-- Task goal --
Below are some records. Say how many of their lines contain the string "bookmark", and give nothing but the number.

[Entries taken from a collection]

■ ■ ■ ■ ■ ■ ■

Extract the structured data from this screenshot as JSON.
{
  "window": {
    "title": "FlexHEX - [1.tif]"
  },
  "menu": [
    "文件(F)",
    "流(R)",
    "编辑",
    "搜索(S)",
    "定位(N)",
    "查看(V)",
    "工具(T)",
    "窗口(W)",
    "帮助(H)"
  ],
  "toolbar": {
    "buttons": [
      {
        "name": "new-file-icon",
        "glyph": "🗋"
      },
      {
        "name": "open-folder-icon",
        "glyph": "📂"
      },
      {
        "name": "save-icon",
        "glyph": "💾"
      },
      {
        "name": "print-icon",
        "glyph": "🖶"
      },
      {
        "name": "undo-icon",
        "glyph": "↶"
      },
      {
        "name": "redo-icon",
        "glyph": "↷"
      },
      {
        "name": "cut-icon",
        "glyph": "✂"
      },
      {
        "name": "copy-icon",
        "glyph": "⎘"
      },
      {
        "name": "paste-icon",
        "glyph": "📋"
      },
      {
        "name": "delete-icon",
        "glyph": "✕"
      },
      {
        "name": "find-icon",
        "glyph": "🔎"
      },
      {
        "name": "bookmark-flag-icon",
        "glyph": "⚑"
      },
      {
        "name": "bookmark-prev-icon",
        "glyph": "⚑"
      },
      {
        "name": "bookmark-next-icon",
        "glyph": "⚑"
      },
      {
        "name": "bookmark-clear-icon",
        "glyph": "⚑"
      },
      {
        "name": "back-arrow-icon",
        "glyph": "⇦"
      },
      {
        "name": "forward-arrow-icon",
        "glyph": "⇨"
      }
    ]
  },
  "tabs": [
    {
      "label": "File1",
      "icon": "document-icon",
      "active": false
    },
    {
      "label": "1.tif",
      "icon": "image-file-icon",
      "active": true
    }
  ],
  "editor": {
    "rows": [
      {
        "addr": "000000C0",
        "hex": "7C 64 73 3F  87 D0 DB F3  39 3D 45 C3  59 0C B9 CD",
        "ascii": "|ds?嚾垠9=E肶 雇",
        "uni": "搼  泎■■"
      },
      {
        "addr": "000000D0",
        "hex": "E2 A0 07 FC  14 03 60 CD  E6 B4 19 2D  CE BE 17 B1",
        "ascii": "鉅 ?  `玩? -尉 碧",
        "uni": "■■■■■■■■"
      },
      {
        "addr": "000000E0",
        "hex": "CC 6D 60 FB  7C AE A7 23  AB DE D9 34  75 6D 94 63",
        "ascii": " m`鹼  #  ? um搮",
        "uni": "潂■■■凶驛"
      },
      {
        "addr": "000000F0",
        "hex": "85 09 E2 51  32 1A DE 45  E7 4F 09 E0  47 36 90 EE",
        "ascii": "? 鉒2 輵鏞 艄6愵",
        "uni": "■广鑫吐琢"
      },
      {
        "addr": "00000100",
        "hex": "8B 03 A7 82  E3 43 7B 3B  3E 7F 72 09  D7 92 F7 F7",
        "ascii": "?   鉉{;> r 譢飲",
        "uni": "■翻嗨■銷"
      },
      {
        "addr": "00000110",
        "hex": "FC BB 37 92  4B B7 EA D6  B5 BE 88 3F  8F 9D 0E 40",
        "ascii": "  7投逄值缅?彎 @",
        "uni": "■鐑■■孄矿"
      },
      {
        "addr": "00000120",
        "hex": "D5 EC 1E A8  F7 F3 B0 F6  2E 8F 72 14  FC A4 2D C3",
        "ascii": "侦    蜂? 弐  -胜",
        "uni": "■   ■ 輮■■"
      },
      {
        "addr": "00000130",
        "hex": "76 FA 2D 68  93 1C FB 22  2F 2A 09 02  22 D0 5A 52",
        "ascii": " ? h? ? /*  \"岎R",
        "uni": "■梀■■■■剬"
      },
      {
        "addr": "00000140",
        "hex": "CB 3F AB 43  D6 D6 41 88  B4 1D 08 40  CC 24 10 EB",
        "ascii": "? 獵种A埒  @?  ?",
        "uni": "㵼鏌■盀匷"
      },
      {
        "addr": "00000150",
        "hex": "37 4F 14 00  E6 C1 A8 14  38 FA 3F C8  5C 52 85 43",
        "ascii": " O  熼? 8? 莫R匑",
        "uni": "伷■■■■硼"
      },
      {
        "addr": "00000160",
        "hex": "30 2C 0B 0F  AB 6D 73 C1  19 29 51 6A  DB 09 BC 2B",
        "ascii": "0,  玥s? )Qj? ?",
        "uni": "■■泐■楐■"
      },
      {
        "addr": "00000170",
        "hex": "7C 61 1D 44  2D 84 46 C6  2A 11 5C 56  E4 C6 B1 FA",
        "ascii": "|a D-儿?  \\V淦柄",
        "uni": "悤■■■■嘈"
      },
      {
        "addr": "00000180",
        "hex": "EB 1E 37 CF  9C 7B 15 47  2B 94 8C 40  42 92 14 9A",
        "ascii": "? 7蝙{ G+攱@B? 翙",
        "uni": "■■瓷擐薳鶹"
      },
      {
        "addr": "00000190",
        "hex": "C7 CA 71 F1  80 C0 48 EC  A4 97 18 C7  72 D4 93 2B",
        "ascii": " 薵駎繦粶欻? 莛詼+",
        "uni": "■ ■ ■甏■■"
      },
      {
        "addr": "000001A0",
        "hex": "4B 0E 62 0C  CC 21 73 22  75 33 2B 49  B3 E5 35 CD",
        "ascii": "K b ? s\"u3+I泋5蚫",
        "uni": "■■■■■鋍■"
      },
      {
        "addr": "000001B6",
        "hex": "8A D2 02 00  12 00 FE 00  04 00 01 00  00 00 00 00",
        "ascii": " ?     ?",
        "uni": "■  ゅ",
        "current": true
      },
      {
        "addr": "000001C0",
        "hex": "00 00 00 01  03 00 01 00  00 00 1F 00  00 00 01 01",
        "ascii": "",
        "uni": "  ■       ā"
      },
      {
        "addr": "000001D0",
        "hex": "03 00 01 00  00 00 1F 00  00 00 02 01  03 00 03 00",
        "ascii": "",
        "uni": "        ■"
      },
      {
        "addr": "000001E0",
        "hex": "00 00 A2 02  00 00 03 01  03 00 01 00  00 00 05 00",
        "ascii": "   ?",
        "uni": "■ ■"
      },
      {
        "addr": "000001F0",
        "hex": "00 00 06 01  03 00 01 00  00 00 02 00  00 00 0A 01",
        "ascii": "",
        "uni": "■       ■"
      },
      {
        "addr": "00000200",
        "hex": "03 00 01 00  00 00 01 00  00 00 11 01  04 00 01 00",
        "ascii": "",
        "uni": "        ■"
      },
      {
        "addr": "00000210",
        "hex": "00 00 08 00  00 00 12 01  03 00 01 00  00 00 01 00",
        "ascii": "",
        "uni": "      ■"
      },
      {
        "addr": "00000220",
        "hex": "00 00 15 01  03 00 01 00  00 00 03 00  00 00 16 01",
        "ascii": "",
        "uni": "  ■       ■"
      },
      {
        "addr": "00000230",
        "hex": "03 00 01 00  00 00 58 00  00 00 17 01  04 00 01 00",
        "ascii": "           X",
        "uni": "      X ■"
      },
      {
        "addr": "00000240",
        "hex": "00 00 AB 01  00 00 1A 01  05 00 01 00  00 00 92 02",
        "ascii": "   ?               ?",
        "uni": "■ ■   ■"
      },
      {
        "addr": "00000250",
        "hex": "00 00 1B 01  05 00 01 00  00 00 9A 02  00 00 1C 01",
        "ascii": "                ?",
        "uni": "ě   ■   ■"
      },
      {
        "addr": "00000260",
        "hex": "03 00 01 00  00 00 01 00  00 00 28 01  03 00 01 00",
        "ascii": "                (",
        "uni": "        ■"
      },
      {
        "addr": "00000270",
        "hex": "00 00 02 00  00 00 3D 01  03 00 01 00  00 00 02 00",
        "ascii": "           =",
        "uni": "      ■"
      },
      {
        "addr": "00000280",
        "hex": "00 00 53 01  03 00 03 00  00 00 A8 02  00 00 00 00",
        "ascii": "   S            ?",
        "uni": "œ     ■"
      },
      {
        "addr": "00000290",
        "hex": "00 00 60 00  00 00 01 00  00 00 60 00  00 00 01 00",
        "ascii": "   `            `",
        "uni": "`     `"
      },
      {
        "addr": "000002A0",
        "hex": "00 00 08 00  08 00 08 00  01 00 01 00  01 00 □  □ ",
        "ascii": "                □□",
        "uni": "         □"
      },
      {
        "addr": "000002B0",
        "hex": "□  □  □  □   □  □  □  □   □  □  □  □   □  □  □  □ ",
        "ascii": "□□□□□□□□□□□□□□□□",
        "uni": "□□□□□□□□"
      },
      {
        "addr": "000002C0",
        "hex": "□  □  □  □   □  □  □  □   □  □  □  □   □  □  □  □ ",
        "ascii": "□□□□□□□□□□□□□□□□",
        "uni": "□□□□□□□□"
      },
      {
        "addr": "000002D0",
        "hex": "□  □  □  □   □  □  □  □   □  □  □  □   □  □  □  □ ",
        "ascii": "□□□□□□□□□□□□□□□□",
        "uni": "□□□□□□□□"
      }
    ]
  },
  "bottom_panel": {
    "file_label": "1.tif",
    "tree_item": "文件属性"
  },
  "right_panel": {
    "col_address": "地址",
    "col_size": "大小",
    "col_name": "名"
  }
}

■ ■ ■ ■ ■ ■ ■

-- Reply --
4